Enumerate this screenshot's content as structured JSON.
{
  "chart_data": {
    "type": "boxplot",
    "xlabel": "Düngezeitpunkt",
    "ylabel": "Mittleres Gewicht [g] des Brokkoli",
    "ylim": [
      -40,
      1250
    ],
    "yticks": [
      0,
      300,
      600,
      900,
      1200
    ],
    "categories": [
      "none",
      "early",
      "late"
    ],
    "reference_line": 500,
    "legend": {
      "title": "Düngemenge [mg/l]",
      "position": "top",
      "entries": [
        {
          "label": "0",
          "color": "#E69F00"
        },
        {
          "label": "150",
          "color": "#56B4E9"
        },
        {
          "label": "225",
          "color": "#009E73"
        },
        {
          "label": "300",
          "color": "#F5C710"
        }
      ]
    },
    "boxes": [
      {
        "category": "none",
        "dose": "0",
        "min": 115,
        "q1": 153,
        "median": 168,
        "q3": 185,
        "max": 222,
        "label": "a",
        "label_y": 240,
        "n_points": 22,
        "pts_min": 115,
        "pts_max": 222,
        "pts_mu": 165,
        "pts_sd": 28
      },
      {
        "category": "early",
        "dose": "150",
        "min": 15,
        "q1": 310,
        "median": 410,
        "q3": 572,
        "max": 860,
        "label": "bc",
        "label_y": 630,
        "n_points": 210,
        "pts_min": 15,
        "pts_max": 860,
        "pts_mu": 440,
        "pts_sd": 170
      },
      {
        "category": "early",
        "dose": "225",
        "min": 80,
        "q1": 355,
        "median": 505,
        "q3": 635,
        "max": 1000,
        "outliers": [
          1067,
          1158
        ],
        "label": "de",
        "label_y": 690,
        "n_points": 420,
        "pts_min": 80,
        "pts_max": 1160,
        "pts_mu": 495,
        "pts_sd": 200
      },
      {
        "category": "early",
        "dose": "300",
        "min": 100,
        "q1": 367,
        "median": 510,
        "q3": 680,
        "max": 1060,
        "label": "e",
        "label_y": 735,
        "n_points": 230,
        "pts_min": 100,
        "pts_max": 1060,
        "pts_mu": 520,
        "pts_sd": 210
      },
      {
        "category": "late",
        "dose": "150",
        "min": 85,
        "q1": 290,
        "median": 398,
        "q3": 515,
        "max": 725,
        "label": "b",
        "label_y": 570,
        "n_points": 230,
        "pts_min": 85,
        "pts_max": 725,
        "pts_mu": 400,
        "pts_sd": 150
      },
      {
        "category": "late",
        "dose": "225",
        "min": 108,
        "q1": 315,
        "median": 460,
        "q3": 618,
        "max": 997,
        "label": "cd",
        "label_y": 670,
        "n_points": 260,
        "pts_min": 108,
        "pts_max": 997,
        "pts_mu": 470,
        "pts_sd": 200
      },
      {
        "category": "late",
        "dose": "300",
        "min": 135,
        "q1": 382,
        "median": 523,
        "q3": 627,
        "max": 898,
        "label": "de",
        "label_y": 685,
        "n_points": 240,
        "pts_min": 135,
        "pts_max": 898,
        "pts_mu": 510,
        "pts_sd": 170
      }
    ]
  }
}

- [Instruction] From the listing above, reproduce all the lines exactly.

- [Answer]
Enumerate this screenshot's content as structured JSON.
{
  "chart_data": {
    "type": "boxplot",
    "xlabel": "Düngezeitpunkt",
    "ylabel": "Mittleres Gewicht [g] des Brokkoli",
    "ylim": [
      -40,
      1250
    ],
    "yticks": [
      0,
      300,
      600,
      900,
      1200
    ],
    "categories": [
      "none",
      "early",
      "late"
    ],
    "reference_line": 500,
    "legend": {
      "title": "Düngemenge [mg/l]",
      "position": "top",
      "entries": [
        {
          "label": "0",
          "color": "#E69F00"
        },
        {
          "label": "150",
          "color": "#56B4E9"
        },
        {
          "label": "225",
          "color": "#009E73"
        },
        {
          "label": "300",
          "color": "#F5C710"
        }
      ]
    },
    "boxes": [
      {
        "category": "none",
        "dose": "0",
        "min": 115,
        "q1": 153,
        "median": 168,
        "q3": 185,
        "max": 222,
        "label": "a",
        "label_y": 240,
        "n_points": 22,
        "pts_min": 115,
        "pts_max": 222,
        "pts_mu": 165,
        "pts_sd": 28
      },
      {
        "category": "early",
        "dose": "150",
        "min": 15,
        "q1": 310,
        "median": 410,
        "q3": 572,
        "max": 860,
        "label": "bc",
        "label_y": 630,
        "n_points": 210,
        "pts_min": 15,
        "pts_max": 860,
        "pts_mu": 440,
        "pts_sd": 170
      },
      {
        "category": "early",
        "dose": "225",
        "min": 80,
        "q1": 355,
        "median": 505,
        "q3": 635,
        "max": 1000,
        "outliers": [
          1067,
          1158
        ],
        "label": "de",
        "label_y": 690,
        "n_points": 420,
        "pts_min": 80,
        "pts_max": 1160,
        "pts_mu": 495,
        "pts_sd": 200
      },
      {
        "category": "early",
        "dose": "300",
        "min": 100,
        "q1": 367,
        "median": 510,
        "q3": 680,
        "max": 1060,
        "label": "e",
        "label_y": 735,
        "n_points": 230,
        "pts_min": 100,
        "pts_max": 1060,
        "pts_mu": 520,
        "pts_sd": 210
      },
      {
        "category": "late",
        "dose": "150",
        "min": 85,
        "q1": 290,
        "median": 398,
        "q3": 515,
        "max": 725,
        "label": "b",
        "label_y": 570,
        "n_points": 230,
        "pts_min": 85,
        "pts_max": 725,
        "pts_mu": 400,
        "pts_sd": 150
      },
      {
        "category": "late",
        "dose": "225",
        "min": 108,
        "q1": 315,
        "median": 460,
        "q3": 618,
        "max": 997,
        "label": "cd",
        "label_y": 670,
        "n_points": 260,
        "pts_min": 108,
        "pts_max": 997,
        "pts_mu": 470,
        "pts_sd": 200
      },
      {
        "category": "late",
        "dose": "300",
        "min": 135,
        "q1": 382,
        "median": 523,
        "q3": 627,
        "max": 898,
        "label": "de",
        "label_y": 685,
        "n_points": 240,
        "pts_min": 135,
        "pts_max": 898,
        "pts_mu": 510,
        "pts_sd": 170
      }
    ]
  }
}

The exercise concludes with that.